--- Objective ---
Give the number of lines in the listing below that include the word "felis", with nothing more.

--- Given records ---
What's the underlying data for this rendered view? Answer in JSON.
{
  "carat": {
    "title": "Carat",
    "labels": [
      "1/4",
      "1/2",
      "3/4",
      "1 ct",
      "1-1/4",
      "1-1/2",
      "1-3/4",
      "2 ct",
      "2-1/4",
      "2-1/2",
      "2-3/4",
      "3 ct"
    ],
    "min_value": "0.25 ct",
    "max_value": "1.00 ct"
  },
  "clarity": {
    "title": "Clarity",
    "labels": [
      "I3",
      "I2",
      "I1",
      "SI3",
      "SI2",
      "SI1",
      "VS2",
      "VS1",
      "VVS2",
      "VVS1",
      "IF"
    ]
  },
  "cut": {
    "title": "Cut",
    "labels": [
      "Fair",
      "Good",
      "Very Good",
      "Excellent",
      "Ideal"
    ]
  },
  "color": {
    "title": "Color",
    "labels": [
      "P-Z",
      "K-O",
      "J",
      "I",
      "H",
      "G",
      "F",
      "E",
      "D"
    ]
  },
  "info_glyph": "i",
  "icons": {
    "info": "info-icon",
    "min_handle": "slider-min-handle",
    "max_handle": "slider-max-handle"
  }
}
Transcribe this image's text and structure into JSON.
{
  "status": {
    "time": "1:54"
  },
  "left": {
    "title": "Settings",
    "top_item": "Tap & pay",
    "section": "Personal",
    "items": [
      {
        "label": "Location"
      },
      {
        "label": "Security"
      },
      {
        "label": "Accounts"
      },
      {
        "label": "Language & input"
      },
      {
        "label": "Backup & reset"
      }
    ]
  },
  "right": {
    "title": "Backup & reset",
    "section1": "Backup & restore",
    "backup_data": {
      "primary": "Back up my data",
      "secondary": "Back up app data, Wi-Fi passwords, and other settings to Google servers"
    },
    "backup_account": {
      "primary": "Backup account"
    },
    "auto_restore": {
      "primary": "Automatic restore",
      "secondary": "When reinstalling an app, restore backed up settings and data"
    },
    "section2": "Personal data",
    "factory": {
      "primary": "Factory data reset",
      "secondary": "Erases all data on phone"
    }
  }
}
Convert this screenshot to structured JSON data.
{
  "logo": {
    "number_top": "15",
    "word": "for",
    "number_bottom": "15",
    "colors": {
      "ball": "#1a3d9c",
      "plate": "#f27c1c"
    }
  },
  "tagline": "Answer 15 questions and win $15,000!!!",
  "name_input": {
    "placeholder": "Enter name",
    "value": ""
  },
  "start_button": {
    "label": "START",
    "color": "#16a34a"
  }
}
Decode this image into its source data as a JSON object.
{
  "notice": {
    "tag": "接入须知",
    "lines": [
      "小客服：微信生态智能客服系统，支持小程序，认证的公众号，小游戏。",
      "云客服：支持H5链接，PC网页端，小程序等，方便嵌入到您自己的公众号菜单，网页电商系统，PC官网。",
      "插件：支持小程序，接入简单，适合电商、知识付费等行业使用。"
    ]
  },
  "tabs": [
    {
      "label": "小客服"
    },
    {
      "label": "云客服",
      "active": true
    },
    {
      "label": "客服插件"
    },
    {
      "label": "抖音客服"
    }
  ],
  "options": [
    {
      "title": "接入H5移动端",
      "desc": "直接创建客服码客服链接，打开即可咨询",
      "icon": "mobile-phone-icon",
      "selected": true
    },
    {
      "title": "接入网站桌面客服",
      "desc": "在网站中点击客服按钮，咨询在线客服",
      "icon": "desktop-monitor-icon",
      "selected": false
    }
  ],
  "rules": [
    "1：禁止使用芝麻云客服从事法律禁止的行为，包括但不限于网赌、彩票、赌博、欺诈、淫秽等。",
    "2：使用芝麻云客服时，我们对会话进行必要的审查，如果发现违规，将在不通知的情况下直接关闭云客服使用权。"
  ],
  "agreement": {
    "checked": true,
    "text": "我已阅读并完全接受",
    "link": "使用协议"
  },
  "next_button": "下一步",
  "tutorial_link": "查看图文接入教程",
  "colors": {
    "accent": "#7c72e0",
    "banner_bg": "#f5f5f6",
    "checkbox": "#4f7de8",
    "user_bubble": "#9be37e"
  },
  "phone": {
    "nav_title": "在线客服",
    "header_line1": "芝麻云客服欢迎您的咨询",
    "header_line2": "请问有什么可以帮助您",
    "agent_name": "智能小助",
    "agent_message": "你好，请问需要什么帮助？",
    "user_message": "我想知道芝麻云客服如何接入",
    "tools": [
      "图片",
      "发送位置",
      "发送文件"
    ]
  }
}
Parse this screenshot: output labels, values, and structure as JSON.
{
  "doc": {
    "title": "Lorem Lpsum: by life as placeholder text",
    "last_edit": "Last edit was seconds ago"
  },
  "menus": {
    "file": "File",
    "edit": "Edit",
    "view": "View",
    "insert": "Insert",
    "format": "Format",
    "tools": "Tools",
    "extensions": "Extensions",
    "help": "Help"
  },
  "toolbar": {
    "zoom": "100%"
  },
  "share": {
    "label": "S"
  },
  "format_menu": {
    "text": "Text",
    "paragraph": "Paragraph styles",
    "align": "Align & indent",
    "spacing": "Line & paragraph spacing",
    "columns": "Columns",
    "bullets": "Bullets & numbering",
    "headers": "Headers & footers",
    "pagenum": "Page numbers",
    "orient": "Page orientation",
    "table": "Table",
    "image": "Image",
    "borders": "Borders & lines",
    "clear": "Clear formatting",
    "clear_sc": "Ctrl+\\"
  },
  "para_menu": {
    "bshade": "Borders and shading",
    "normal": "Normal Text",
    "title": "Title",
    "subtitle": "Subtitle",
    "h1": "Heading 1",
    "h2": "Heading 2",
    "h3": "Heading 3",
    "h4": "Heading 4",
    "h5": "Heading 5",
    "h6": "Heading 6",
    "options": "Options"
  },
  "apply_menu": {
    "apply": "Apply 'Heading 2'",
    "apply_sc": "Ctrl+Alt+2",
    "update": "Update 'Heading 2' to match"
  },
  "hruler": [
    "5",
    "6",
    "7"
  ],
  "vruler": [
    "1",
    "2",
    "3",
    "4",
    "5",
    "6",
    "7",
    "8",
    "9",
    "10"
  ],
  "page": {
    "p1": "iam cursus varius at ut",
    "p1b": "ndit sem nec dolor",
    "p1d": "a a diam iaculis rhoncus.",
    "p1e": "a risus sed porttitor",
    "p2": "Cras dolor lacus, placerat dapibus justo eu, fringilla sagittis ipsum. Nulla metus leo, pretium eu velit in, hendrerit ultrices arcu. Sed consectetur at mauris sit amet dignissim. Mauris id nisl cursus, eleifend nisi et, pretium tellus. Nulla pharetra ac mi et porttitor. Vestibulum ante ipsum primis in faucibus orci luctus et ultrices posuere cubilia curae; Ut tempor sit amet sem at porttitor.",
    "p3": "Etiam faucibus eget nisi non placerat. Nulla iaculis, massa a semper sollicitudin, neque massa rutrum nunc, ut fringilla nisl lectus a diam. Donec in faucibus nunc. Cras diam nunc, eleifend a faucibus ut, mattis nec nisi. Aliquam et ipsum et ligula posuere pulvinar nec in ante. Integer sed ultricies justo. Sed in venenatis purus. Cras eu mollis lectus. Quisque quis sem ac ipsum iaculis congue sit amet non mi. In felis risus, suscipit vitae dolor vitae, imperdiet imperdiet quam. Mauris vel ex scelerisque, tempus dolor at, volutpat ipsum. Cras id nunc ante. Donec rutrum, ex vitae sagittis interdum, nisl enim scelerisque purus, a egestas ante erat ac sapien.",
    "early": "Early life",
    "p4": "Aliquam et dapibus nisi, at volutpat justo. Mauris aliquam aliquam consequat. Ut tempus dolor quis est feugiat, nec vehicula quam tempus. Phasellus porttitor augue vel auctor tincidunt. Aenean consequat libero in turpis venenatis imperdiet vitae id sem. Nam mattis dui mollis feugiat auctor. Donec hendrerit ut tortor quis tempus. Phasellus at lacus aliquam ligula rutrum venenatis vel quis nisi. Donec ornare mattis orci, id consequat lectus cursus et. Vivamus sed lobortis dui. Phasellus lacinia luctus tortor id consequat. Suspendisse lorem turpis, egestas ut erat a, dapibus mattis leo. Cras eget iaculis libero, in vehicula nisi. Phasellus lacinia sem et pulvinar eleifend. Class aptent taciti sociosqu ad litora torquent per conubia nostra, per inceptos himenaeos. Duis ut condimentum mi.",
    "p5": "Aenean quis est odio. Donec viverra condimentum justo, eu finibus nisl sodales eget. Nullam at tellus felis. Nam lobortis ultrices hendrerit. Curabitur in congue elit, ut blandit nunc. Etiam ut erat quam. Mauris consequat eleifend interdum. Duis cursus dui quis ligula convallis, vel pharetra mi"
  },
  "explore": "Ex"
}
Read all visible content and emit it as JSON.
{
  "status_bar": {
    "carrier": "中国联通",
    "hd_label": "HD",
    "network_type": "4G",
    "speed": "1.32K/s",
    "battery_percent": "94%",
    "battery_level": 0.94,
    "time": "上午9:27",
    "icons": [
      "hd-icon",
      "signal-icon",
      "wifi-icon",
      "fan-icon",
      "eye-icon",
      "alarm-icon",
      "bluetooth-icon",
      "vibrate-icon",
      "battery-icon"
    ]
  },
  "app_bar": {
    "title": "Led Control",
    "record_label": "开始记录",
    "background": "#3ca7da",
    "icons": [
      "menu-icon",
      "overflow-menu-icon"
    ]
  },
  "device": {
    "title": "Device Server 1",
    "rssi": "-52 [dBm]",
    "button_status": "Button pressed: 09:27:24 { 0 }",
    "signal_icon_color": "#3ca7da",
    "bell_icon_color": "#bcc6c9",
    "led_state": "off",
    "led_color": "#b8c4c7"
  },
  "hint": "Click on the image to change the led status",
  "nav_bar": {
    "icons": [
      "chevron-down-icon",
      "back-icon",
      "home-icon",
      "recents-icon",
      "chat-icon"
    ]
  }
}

--- Written response ---
2